Produce a verbatim copy of the entries listed below.

(Records that describe figures)
╔══

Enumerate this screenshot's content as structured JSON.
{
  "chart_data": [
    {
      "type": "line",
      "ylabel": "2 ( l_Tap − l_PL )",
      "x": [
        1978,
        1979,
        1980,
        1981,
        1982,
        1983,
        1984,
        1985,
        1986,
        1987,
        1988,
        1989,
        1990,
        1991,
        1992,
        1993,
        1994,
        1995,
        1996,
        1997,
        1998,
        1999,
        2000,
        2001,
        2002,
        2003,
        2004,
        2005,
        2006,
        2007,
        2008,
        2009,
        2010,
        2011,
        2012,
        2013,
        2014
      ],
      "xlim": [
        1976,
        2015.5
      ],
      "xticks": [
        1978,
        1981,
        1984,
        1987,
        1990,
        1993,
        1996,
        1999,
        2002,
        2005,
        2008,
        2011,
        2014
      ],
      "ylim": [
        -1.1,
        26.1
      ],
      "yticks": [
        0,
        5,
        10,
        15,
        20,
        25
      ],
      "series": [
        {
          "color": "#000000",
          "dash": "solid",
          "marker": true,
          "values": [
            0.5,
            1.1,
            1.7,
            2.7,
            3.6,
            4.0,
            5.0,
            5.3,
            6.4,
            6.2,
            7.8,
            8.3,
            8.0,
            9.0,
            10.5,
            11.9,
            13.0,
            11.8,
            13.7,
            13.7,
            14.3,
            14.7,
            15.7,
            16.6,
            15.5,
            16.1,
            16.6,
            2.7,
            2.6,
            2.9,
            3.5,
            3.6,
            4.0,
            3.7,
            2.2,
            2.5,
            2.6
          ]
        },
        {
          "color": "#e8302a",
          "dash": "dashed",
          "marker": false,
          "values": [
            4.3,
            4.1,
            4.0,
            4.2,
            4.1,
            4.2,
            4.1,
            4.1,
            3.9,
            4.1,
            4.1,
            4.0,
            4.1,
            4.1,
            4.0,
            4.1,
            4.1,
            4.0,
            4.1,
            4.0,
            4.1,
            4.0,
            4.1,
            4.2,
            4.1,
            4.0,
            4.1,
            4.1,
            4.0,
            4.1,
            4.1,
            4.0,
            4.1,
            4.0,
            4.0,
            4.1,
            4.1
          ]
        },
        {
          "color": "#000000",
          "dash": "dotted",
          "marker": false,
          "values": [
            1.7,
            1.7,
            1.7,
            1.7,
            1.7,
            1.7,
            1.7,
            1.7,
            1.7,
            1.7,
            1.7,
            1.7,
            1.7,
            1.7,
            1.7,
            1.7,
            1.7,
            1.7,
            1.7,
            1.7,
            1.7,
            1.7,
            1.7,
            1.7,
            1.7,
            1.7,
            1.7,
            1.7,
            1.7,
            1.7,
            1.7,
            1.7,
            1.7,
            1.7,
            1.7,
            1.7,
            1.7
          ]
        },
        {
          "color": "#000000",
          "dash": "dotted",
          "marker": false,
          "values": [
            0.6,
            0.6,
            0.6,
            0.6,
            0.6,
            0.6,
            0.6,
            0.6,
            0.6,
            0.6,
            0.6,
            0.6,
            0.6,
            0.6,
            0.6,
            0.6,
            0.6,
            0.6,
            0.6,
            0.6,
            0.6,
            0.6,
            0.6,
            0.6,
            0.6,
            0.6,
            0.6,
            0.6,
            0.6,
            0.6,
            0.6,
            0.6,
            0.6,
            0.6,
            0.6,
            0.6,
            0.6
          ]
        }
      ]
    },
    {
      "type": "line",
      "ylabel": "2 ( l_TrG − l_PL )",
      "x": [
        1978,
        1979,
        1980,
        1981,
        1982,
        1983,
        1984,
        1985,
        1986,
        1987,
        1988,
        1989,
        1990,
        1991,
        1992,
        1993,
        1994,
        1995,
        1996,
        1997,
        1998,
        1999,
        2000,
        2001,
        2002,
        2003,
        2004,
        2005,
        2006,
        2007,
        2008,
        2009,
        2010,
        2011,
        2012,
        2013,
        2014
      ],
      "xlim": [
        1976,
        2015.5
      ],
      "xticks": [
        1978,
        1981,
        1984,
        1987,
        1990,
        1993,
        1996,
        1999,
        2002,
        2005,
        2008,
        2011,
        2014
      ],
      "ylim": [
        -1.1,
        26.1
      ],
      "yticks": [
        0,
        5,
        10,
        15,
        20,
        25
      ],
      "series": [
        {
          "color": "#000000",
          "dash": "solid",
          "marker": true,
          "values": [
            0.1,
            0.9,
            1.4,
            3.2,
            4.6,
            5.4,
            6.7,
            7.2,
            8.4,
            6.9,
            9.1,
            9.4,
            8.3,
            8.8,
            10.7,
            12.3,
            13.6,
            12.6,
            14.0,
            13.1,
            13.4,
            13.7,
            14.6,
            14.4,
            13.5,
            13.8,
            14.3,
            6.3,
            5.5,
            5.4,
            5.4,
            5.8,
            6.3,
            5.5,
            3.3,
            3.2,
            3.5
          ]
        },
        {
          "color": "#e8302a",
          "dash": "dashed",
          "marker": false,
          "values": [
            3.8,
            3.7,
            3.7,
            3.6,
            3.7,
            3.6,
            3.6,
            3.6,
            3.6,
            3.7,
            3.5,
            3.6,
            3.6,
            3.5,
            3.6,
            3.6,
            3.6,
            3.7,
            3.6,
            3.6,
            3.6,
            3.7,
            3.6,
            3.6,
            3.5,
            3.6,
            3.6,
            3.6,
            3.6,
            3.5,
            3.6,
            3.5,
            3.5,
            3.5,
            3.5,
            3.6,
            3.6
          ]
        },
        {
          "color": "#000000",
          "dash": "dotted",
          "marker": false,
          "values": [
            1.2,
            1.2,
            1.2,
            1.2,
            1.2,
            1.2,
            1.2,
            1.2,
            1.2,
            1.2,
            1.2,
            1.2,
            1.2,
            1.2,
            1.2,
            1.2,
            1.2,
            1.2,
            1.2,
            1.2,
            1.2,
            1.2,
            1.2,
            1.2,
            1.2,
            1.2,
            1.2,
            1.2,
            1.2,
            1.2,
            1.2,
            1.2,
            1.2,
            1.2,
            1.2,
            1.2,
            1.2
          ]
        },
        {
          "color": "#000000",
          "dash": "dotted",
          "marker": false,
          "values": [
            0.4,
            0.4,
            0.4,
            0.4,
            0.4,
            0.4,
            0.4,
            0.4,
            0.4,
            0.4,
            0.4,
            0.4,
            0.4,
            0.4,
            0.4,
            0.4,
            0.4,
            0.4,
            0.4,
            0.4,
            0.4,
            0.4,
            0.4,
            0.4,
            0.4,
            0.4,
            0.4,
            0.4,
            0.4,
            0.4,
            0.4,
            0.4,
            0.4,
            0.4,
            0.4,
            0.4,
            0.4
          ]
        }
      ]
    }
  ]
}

╚══

**EXERCISE RESULT:**
Enumerate this screenshot's content as structured JSON.
{
  "chart_data": [
    {
      "type": "line",
      "ylabel": "2 ( l_Tap − l_PL )",
      "x": [
        1978,
        1979,
        1980,
        1981,
        1982,
        1983,
        1984,
        1985,
        1986,
        1987,
        1988,
        1989,
        1990,
        1991,
        1992,
        1993,
        1994,
        1995,
        1996,
        1997,
        1998,
        1999,
        2000,
        2001,
        2002,
        2003,
        2004,
        2005,
        2006,
        2007,
        2008,
        2009,
        2010,
        2011,
        2012,
        2013,
        2014
      ],
      "xlim": [
        1976,
        2015.5
      ],
      "xticks": [
        1978,
        1981,
        1984,
        1987,
        1990,
        1993,
        1996,
        1999,
        2002,
        2005,
        2008,
        2011,
        2014
      ],
      "ylim": [
        -1.1,
        26.1
      ],
      "yticks": [
        0,
        5,
        10,
        15,
        20,
        25
      ],
      "series": [
        {
          "color": "#000000",
          "dash": "solid",
          "marker": true,
          "values": [
            0.5,
            1.1,
            1.7,
            2.7,
            3.6,
            4.0,
            5.0,
            5.3,
            6.4,
            6.2,
            7.8,
            8.3,
            8.0,
            9.0,
            10.5,
            11.9,
            13.0,
            11.8,
            13.7,
            13.7,
            14.3,
            14.7,
            15.7,
            16.6,
            15.5,
            16.1,
            16.6,
            2.7,
            2.6,
            2.9,
            3.5,
            3.6,
            4.0,
            3.7,
            2.2,
            2.5,
            2.6
          ]
        },
        {
          "color": "#e8302a",
          "dash": "dashed",
          "marker": false,
          "values": [
            4.3,
            4.1,
            4.0,
            4.2,
            4.1,
            4.2,
            4.1,
            4.1,
            3.9,
            4.1,
            4.1,
            4.0,
            4.1,
            4.1,
            4.0,
            4.1,
            4.1,
            4.0,
            4.1,
            4.0,
            4.1,
            4.0,
            4.1,
            4.2,
            4.1,
            4.0,
            4.1,
            4.1,
            4.0,
            4.1,
            4.1,
            4.0,
            4.1,
            4.0,
            4.0,
            4.1,
            4.1
          ]
        },
        {
          "color": "#000000",
          "dash": "dotted",
          "marker": false,
          "values": [
            1.7,
            1.7,
            1.7,
            1.7,
            1.7,
            1.7,
            1.7,
            1.7,
            1.7,
            1.7,
            1.7,
            1.7,
            1.7,
            1.7,
            1.7,
            1.7,
            1.7,
            1.7,
            1.7,
            1.7,
            1.7,
            1.7,
            1.7,
            1.7,
            1.7,
            1.7,
            1.7,
            1.7,
            1.7,
            1.7,
            1.7,
            1.7,
            1.7,
            1.7,
            1.7,
            1.7,
            1.7
          ]
        },
        {
          "color": "#000000",
          "dash": "dotted",
          "marker": false,
          "values": [
            0.6,
            0.6,
            0.6,
            0.6,
            0.6,
            0.6,
            0.6,
            0.6,
            0.6,
            0.6,
            0.6,
            0.6,
            0.6,
            0.6,
            0.6,
            0.6,
            0.6,
            0.6,
            0.6,
            0.6,
            0.6,
            0.6,
            0.6,
            0.6,
            0.6,
            0.6,
            0.6,
            0.6,
            0.6,
            0.6,
            0.6,
            0.6,
            0.6,
            0.6,
            0.6,
            0.6,
            0.6
          ]
        }
      ]
    },
    {
      "type": "line",
      "ylabel": "2 ( l_TrG − l_PL )",
      "x": [
        1978,
        1979,
        1980,
        1981,
        1982,
        1983,
        1984,
        1985,
        1986,
        1987,
        1988,
        1989,
        1990,
        1991,
        1992,
        1993,
        1994,
        1995,
        1996,
        1997,
        1998,
        1999,
        2000,
        2001,
        2002,
        2003,
        2004,
        2005,
        2006,
        2007,
        2008,
        2009,
        2010,
        2011,
        2012,
        2013,
        2014
      ],
      "xlim": [
        1976,
        2015.5
      ],
      "xticks": [
        1978,
        1981,
        1984,
        1987,
        1990,
        1993,
        1996,
        1999,
        2002,
        2005,
        2008,
        2011,
        2014
      ],
      "ylim": [
        -1.1,
        26.1
      ],
      "yticks": [
        0,
        5,
        10,
        15,
        20,
        25
      ],
      "series": [
        {
          "color": "#000000",
          "dash": "solid",
          "marker": true,
          "values": [
            0.1,
            0.9,
            1.4,
            3.2,
            4.6,
            5.4,
            6.7,
            7.2,
            8.4,
            6.9,
            9.1,
            9.4,
            8.3,
            8.8,
            10.7,
            12.3,
            13.6,
            12.6,
            14.0,
            13.1,
            13.4,
            13.7,
            14.6,
            14.4,
            13.5,
            13.8,
            14.3,
            6.3,
            5.5,
            5.4,
            5.4,
            5.8,
            6.3,
            5.5,
            3.3,
            3.2,
            3.5
          ]
        },
        {
          "color": "#e8302a",
          "dash": "dashed",
          "marker": false,
          "values": [
            3.8,
            3.7,
            3.7,
            3.6,
            3.7,
            3.6,
            3.6,
            3.6,
            3.6,
            3.7,
            3.5,
            3.6,
            3.6,
            3.5,
            3.6,
            3.6,
            3.6,
            3.7,
            3.6,
            3.6,
            3.6,
            3.7,
            3.6,
            3.6,
            3.5,
            3.6,
            3.6,
            3.6,
            3.6,
            3.5,
            3.6,
            3.5,
            3.5,
            3.5,
            3.5,
            3.6,
            3.6
          ]
        },
        {
          "color": "#000000",
          "dash": "dotted",
          "marker": false,
          "values": [
            1.2,
            1.2,
            1.2,
            1.2,
            1.2,
            1.2,
            1.2,
            1.2,
            1.2,
            1.2,
            1.2,
            1.2,
            1.2,
            1.2,
            1.2,
            1.2,
            1.2,
            1.2,
            1.2,
            1.2,
            1.2,
            1.2,
            1.2,
            1.2,
            1.2,
            1.2,
            1.2,
            1.2,
            1.2,
            1.2,
            1.2,
            1.2,
            1.2,
            1.2,
            1.2,
            1.2,
            1.2
          ]
        },
        {
          "color": "#000000",
          "dash": "dotted",
          "marker": false,
          "values": [
            0.4,
            0.4,
            0.4,
            0.4,
            0.4,
            0.4,
            0.4,
            0.4,
            0.4,
            0.4,
            0.4,
            0.4,
            0.4,
            0.4,
            0.4,
            0.4,
            0.4,
            0.4,
            0.4,
            0.4,
            0.4,
            0.4,
            0.4,
            0.4,
            0.4,
            0.4,
            0.4,
            0.4,
            0.4,
            0.4,
            0.4,
            0.4,
            0.4,
            0.4,
            0.4,
            0.4,
            0.4
          ]
        }
      ]
    }
  ]
}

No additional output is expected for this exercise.